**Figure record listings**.
====================

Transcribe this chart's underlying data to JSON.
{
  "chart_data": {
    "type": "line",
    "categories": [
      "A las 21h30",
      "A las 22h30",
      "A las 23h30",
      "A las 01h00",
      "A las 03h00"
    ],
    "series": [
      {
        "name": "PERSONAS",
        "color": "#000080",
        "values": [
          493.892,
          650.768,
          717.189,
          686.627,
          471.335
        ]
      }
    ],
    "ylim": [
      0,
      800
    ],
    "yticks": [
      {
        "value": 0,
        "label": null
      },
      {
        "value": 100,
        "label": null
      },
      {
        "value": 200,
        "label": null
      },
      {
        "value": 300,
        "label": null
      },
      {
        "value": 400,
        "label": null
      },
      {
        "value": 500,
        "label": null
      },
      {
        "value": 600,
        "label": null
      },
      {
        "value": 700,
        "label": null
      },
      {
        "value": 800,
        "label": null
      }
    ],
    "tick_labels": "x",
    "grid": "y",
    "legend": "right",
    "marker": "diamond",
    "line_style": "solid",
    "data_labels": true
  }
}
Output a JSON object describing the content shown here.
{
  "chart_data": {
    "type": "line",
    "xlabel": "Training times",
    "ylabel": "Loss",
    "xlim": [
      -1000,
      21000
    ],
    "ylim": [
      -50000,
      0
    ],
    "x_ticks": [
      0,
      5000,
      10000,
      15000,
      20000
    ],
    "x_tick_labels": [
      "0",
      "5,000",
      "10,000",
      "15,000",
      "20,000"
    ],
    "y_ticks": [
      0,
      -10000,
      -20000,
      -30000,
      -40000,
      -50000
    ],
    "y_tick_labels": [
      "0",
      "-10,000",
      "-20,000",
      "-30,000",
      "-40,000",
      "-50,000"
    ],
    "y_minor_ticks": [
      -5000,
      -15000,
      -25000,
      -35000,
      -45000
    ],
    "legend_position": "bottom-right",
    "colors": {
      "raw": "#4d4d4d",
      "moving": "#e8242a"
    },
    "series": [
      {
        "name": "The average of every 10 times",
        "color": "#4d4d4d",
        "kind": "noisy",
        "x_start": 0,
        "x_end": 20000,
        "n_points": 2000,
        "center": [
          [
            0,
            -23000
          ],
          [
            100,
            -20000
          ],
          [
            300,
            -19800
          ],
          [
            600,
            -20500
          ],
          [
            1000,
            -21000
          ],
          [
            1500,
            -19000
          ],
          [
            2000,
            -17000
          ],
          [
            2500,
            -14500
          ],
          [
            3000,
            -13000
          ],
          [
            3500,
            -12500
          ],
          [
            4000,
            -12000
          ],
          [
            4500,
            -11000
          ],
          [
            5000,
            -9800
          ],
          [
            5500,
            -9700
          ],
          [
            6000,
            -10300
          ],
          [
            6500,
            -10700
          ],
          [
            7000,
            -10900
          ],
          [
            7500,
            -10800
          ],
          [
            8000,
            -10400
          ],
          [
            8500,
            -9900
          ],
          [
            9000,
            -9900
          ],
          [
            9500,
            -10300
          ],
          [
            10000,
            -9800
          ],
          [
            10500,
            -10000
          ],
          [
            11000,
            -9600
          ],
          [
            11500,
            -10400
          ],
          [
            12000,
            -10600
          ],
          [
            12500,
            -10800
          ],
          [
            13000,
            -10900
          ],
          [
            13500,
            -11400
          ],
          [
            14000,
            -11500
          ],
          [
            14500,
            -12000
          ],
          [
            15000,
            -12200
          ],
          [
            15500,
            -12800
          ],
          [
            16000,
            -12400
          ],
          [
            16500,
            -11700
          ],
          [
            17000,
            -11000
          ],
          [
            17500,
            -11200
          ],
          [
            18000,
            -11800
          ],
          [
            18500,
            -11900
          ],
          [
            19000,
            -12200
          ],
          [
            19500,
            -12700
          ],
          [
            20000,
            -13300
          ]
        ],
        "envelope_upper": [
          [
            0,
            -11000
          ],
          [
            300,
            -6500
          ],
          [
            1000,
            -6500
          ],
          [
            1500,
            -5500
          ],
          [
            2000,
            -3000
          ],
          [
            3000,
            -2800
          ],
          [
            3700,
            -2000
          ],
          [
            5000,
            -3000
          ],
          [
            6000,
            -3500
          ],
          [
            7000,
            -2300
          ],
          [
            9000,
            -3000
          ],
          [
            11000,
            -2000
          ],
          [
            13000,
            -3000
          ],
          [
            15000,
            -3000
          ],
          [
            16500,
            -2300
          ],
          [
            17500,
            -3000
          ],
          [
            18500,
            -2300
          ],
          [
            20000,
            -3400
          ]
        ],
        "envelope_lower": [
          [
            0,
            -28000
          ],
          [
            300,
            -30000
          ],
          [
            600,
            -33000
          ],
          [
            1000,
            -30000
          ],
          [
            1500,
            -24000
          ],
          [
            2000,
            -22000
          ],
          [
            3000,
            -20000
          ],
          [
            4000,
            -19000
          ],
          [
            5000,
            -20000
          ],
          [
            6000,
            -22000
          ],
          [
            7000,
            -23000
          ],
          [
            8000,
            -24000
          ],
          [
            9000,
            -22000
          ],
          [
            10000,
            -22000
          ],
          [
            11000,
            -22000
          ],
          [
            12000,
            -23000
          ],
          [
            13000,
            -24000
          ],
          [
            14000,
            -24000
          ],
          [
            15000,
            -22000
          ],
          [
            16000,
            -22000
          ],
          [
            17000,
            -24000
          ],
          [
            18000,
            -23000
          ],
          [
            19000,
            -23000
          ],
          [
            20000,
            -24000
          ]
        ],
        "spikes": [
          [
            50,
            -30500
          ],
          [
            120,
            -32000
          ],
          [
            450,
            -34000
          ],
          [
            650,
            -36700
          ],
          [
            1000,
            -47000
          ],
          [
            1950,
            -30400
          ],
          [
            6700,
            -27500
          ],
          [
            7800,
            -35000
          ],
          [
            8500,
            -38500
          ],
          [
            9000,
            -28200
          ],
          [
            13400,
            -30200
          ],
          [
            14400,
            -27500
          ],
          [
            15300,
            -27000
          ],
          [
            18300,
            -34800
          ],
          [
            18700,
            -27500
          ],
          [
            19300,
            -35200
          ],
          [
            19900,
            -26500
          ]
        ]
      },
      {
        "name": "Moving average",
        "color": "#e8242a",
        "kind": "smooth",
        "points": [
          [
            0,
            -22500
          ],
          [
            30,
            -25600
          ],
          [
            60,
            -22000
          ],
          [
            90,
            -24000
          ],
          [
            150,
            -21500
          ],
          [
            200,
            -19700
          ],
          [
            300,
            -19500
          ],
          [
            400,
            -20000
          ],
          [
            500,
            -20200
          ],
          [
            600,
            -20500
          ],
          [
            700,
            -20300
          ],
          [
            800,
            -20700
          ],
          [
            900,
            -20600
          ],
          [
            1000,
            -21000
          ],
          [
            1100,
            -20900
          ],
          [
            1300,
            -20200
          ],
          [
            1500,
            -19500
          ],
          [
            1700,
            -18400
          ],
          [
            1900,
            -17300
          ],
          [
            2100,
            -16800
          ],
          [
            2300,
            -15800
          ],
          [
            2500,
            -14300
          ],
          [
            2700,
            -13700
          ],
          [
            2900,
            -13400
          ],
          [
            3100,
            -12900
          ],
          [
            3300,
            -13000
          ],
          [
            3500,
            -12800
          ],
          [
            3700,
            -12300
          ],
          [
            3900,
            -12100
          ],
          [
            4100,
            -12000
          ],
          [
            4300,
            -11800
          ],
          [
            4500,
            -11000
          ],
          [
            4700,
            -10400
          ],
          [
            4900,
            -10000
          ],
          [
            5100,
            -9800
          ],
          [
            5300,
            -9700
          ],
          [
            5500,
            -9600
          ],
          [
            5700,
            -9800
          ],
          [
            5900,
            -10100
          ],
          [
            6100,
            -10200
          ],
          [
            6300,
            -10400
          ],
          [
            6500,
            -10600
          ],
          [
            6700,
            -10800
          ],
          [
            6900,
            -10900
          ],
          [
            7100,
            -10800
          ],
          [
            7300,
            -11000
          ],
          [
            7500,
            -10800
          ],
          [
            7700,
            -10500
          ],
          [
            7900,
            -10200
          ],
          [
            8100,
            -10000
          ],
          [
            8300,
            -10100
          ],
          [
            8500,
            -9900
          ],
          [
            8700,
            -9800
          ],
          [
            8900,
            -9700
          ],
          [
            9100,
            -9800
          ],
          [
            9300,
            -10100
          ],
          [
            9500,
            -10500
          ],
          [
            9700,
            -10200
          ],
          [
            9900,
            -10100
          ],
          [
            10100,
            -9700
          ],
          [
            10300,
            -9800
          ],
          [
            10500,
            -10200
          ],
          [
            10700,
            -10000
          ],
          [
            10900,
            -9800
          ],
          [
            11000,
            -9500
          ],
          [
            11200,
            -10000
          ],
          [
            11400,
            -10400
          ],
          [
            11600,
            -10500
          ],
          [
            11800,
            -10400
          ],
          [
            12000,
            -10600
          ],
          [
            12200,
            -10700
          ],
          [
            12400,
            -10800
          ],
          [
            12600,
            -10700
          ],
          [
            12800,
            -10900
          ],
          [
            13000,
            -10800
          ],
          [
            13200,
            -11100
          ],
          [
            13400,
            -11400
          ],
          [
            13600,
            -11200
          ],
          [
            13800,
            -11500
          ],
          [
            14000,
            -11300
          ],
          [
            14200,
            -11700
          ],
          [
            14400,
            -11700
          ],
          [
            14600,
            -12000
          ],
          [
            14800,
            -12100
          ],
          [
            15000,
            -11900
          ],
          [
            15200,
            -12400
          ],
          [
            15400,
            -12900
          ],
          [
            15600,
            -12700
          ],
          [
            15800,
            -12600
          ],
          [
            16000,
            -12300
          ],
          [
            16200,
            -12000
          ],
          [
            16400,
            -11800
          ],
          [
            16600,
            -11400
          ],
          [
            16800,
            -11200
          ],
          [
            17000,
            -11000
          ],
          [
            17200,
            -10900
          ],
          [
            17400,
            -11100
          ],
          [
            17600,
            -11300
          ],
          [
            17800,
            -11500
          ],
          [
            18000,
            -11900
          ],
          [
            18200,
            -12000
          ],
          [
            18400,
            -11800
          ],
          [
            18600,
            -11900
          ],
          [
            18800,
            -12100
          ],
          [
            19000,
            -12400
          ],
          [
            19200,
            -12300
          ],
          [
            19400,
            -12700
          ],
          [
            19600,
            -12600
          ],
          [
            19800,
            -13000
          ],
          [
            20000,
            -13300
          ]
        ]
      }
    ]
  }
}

====================

**WHAT THE EXERCISE ASKS**. Check every line of the data above for the string "average", and copy those that have it.

**ANSWER**.
        "name": "The average of every 10 times",
        "name": "Moving average",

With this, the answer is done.